• [Data excerpts]
* * * * * * * * *

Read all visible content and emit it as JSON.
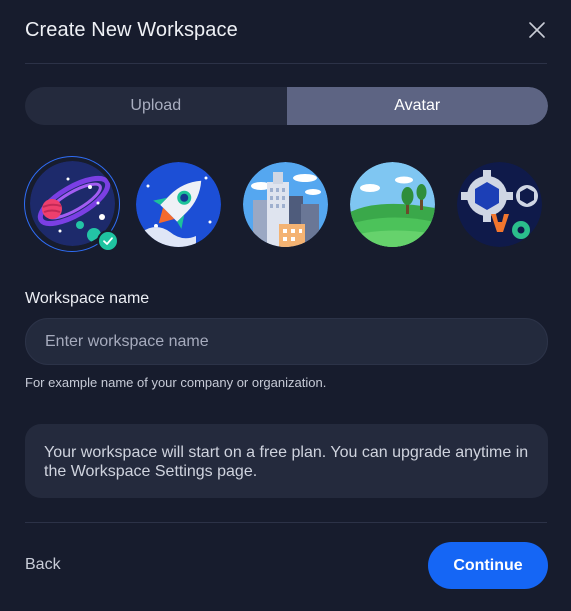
{
  "dialog": {
    "title": "Create New Workspace",
    "close_icon": "close-icon"
  },
  "tabs": [
    {
      "label": "Upload",
      "active": false
    },
    {
      "label": "Avatar",
      "active": true
    }
  ],
  "avatars": [
    {
      "icon": "galaxy-avatar-icon",
      "selected": true
    },
    {
      "icon": "rocket-avatar-icon",
      "selected": false
    },
    {
      "icon": "city-avatar-icon",
      "selected": false
    },
    {
      "icon": "landscape-avatar-icon",
      "selected": false
    },
    {
      "icon": "gears-avatar-icon",
      "selected": false
    }
  ],
  "workspace_name": {
    "label": "Workspace name",
    "placeholder": "Enter workspace name",
    "value": "",
    "hint": "For example name of your company or organization."
  },
  "info": {
    "text": "Your workspace will start on a free plan. You can upgrade anytime in the Workspace Settings page."
  },
  "footer": {
    "back_label": "Back",
    "continue_label": "Continue"
  },
  "colors": {
    "background": "#171c2d",
    "accent": "#1566f5",
    "selected_ring": "#2f6df6",
    "check_badge": "#1fc3a0"
  }
}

* * * * * * * * *

• [Directive]
A faithful copy of the records above is needed, with the pictures left out.

• [Answer to the exercise]
Read all visible content and emit it as JSON.
{
  "dialog": {
    "title": "Create New Workspace",
    "close_icon": "close-icon"
  },
  "tabs": [
    {
      "label": "Upload",
      "active": false
    },
    {
      "label": "Avatar",
      "active": true
    }
  ],
  "avatars": [
    {
      "icon": "galaxy-avatar-icon",
      "selected": true
    },
    {
      "icon": "rocket-avatar-icon",
      "selected": false
    },
    {
      "icon": "city-avatar-icon",
      "selected": false
    },
    {
      "icon": "landscape-avatar-icon",
      "selected": false
    },
    {
      "icon": "gears-avatar-icon",
      "selected": false
    }
  ],
  "workspace_name": {
    "label": "Workspace name",
    "placeholder": "Enter workspace name",
    "value": "",
    "hint": "For example name of your company or organization."
  },
  "info": {
    "text": "Your workspace will start on a free plan. You can upgrade anytime in the Workspace Settings page."
  },
  "footer": {
    "back_label": "Back",
    "continue_label": "Continue"
  },
  "colors": {
    "background": "#171c2d",
    "accent": "#1566f5",
    "selected_ring": "#2f6df6",
    "check_badge": "#1fc3a0"
  }
}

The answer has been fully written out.